_Exercise instructions_
Return all lines with the word "Bloomberg" in them.
===============
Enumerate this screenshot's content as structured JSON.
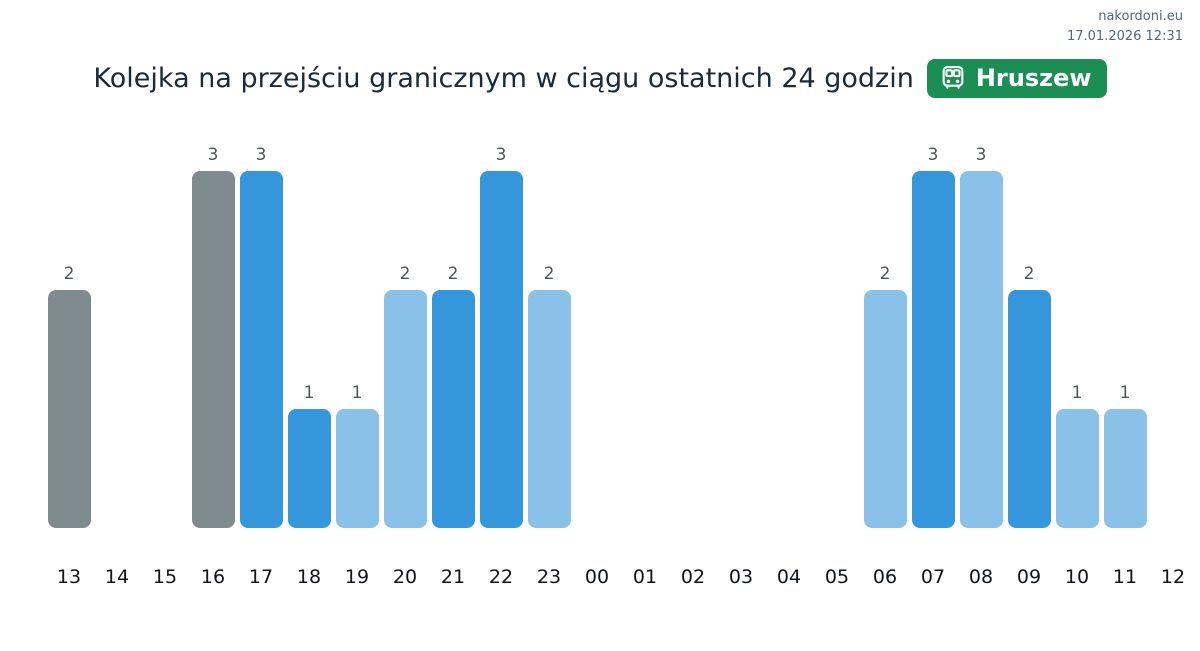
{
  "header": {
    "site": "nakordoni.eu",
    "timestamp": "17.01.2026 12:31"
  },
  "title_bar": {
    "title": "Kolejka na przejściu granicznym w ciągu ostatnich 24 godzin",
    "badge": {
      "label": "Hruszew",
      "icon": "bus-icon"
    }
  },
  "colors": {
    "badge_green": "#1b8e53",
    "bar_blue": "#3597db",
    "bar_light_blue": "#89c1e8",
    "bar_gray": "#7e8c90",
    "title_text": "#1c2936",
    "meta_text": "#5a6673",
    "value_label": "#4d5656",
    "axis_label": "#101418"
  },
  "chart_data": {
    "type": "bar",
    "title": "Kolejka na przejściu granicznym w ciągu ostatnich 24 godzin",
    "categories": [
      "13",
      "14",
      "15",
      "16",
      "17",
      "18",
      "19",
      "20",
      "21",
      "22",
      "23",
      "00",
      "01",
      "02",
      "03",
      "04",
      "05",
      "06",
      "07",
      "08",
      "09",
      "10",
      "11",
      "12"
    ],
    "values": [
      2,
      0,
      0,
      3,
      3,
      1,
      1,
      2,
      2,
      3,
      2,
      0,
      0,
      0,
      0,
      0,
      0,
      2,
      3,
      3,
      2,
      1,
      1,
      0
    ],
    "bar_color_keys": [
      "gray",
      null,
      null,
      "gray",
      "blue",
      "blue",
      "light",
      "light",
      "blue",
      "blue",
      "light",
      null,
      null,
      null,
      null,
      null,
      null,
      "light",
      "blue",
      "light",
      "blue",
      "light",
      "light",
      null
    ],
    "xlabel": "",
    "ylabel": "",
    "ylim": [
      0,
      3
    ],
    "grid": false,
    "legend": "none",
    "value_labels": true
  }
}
===============
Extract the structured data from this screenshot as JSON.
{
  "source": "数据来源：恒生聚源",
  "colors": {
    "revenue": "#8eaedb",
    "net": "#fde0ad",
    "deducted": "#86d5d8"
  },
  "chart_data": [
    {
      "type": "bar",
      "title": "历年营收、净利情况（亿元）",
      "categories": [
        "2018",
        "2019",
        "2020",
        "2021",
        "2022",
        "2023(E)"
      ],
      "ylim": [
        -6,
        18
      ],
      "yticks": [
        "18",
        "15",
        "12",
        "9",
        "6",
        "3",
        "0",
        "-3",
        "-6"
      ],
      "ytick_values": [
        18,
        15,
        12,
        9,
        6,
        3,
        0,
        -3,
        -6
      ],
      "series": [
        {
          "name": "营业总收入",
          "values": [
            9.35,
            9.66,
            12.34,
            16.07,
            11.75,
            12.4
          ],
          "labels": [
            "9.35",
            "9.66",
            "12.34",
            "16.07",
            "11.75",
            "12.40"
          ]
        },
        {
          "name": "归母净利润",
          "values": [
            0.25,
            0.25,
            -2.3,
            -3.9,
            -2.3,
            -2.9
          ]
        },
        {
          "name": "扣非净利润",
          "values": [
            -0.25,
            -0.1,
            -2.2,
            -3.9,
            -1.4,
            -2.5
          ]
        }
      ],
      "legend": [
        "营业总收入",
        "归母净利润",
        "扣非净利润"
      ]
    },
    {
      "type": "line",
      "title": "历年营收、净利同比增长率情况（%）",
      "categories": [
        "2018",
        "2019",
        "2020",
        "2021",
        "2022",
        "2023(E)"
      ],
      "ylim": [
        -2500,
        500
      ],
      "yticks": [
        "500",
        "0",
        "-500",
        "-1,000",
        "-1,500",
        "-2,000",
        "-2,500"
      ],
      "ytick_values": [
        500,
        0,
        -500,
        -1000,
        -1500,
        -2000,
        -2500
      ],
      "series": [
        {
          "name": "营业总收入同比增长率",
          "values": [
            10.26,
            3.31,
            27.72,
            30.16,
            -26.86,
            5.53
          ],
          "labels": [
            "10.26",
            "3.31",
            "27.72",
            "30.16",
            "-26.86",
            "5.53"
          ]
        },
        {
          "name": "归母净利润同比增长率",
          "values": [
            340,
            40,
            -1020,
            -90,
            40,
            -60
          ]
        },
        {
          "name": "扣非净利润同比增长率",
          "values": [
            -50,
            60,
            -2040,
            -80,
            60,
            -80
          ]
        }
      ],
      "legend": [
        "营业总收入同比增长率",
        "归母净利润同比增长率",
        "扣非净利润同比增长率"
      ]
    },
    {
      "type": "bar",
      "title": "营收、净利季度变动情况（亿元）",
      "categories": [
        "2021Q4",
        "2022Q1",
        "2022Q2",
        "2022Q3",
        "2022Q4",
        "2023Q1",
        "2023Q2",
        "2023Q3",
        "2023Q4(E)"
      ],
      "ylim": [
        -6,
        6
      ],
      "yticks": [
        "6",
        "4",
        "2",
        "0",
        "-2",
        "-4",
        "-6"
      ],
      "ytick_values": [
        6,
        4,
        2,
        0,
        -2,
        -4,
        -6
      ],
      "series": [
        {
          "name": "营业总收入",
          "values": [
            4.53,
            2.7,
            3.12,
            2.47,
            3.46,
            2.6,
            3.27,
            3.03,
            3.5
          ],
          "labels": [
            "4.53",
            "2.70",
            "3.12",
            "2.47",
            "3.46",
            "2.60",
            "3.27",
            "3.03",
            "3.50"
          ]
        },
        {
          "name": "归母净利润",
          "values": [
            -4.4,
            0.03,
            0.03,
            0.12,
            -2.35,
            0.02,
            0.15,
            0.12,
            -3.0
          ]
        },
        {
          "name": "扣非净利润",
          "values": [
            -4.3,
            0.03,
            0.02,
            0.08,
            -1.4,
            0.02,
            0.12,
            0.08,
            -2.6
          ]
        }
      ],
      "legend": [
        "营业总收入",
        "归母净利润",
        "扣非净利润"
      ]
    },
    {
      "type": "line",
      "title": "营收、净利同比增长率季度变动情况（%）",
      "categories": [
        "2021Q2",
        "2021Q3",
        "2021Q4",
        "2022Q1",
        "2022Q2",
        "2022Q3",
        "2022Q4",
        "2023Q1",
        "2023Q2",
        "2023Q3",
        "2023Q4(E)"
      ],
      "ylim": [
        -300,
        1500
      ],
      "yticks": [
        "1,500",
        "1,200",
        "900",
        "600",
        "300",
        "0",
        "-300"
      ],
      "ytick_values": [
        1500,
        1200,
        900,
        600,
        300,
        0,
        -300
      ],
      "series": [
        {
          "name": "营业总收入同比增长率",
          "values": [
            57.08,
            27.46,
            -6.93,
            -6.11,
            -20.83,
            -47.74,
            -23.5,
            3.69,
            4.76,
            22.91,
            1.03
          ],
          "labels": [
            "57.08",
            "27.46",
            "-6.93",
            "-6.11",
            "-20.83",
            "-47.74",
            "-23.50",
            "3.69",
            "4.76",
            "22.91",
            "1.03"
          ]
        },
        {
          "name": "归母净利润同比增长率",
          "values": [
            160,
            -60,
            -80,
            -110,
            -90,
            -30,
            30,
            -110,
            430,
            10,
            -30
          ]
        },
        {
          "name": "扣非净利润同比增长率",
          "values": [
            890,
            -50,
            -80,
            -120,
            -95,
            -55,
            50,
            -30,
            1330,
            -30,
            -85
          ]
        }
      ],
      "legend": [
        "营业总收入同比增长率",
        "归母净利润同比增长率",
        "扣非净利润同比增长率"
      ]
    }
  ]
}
===============
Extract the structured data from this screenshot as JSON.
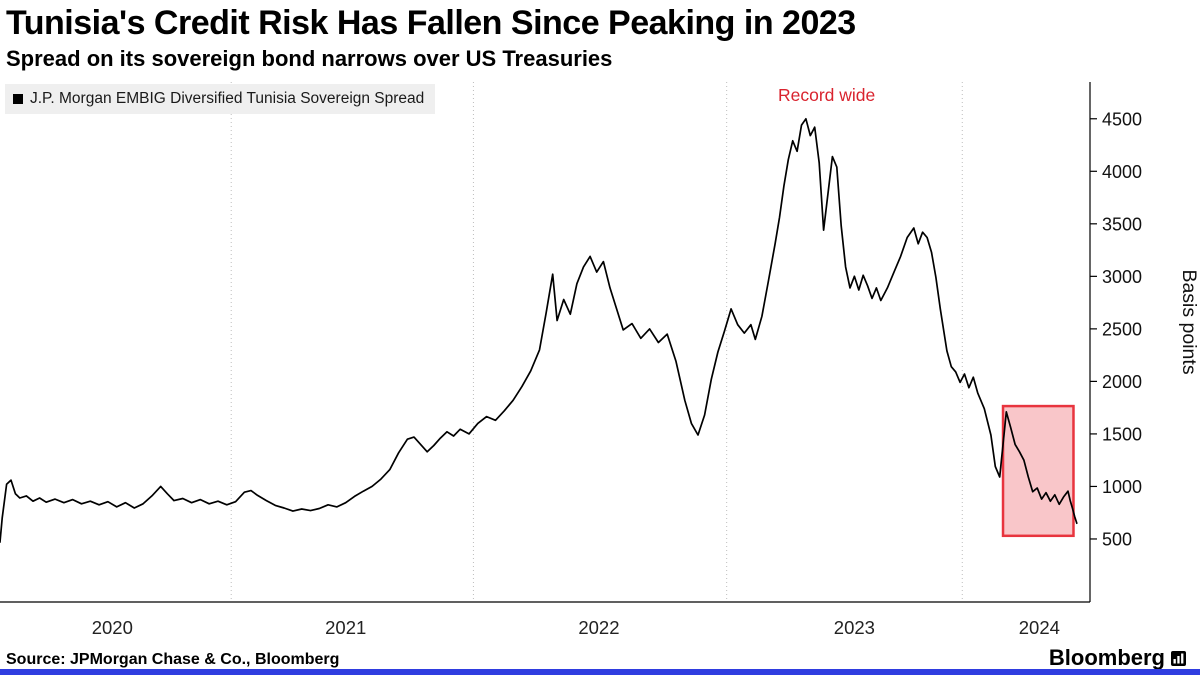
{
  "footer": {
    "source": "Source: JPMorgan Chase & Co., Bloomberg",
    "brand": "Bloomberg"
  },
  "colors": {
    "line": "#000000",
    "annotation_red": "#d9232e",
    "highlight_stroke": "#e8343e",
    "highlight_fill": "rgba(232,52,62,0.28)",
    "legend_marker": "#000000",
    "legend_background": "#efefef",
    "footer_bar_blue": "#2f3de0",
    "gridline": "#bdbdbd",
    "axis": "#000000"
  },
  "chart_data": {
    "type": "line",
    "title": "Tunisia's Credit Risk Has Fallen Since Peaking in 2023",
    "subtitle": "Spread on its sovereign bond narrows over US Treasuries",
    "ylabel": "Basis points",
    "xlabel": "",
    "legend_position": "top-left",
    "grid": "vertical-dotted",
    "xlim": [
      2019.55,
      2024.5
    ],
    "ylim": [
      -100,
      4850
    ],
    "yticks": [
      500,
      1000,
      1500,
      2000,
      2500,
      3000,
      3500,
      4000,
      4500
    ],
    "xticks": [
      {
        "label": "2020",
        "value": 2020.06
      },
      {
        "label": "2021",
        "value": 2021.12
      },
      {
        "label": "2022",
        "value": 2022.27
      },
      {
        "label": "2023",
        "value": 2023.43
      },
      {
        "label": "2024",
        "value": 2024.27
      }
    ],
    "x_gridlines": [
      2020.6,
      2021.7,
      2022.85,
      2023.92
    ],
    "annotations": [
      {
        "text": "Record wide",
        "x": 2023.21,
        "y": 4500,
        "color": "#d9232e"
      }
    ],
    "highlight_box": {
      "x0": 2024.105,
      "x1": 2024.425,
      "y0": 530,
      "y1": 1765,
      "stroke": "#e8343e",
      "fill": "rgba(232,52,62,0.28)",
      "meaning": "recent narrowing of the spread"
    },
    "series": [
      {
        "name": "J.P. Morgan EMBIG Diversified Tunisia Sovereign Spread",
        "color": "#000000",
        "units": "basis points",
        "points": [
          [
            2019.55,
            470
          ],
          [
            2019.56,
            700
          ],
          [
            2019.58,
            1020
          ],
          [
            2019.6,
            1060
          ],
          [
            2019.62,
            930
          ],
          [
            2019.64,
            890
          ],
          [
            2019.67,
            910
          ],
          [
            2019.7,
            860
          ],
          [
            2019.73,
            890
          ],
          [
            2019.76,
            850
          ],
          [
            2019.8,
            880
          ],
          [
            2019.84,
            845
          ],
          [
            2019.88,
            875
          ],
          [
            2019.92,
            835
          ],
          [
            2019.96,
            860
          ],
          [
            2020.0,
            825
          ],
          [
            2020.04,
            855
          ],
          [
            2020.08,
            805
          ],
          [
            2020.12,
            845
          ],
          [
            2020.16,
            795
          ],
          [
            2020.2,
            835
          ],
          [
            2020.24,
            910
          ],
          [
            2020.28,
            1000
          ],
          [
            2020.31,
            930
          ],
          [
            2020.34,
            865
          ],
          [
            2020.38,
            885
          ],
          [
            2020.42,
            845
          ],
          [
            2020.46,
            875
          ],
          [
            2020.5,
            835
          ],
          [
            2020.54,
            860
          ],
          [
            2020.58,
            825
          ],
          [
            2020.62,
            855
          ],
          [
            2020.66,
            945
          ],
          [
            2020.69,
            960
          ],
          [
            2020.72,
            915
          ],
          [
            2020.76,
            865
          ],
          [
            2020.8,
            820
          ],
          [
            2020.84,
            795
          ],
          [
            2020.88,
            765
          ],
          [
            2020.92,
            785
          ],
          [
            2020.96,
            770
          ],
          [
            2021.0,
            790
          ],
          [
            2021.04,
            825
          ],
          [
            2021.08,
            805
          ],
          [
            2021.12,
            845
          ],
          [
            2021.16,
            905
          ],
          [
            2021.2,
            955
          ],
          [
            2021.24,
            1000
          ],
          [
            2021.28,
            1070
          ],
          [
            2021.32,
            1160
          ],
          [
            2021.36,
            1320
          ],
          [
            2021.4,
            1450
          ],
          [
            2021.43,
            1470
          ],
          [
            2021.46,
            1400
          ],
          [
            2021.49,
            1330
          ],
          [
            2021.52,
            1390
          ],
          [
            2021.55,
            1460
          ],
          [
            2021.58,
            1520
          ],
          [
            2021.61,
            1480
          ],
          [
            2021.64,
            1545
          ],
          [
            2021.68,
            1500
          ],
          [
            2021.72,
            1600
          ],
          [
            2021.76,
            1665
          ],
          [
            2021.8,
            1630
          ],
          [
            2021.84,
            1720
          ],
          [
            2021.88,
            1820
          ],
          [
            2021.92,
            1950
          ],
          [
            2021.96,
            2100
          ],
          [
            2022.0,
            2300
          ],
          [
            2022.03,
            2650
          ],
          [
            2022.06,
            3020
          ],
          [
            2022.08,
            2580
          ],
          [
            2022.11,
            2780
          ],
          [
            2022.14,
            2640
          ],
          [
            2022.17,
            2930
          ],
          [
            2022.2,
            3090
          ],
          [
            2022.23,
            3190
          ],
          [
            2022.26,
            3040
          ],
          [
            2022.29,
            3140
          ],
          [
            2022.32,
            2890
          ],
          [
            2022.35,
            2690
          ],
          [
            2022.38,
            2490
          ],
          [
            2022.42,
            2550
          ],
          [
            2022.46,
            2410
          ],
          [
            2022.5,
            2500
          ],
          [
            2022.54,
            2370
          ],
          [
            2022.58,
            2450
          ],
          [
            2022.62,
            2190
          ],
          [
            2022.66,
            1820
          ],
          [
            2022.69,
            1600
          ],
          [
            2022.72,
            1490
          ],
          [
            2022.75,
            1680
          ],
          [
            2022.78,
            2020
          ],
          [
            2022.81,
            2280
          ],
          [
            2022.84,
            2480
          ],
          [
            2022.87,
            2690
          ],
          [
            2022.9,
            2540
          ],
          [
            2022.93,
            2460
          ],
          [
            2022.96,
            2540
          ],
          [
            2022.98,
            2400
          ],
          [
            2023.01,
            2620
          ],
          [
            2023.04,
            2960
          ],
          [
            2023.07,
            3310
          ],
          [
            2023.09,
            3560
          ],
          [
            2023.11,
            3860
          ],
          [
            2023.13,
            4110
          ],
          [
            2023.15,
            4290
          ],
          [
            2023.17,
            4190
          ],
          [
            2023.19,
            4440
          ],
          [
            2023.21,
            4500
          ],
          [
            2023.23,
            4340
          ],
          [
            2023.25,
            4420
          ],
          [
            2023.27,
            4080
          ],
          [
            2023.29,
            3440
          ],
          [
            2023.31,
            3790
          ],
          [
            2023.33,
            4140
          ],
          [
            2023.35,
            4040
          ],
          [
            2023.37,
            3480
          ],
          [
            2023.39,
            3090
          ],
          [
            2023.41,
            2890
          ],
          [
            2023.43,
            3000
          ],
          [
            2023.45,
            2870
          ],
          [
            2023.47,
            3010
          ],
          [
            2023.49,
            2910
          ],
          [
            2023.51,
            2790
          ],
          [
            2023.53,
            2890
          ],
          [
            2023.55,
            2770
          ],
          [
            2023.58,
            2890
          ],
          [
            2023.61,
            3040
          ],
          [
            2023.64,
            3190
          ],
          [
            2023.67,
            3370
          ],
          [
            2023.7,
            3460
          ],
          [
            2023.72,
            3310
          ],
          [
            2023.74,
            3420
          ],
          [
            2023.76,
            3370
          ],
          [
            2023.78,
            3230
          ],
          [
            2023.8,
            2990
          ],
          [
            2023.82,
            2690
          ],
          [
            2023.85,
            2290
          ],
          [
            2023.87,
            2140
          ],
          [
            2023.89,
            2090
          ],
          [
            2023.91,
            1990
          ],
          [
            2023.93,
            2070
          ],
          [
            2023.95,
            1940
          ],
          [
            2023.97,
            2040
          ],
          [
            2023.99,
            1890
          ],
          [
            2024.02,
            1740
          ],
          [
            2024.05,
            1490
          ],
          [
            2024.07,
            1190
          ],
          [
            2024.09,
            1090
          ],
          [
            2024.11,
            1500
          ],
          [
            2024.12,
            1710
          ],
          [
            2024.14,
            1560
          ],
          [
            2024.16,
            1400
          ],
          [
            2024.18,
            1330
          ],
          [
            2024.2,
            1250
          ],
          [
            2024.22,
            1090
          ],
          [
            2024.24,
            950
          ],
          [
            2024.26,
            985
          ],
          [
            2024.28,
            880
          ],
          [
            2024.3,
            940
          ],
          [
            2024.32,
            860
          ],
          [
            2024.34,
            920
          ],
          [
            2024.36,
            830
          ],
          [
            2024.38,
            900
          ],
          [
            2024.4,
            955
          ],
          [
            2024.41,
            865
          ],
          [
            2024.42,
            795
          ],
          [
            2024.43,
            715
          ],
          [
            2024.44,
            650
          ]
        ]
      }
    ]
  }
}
===============
_Task output_
    "source": "Source: JPMorgan Chase & Co., Bloomberg",
    "brand": "Bloomberg"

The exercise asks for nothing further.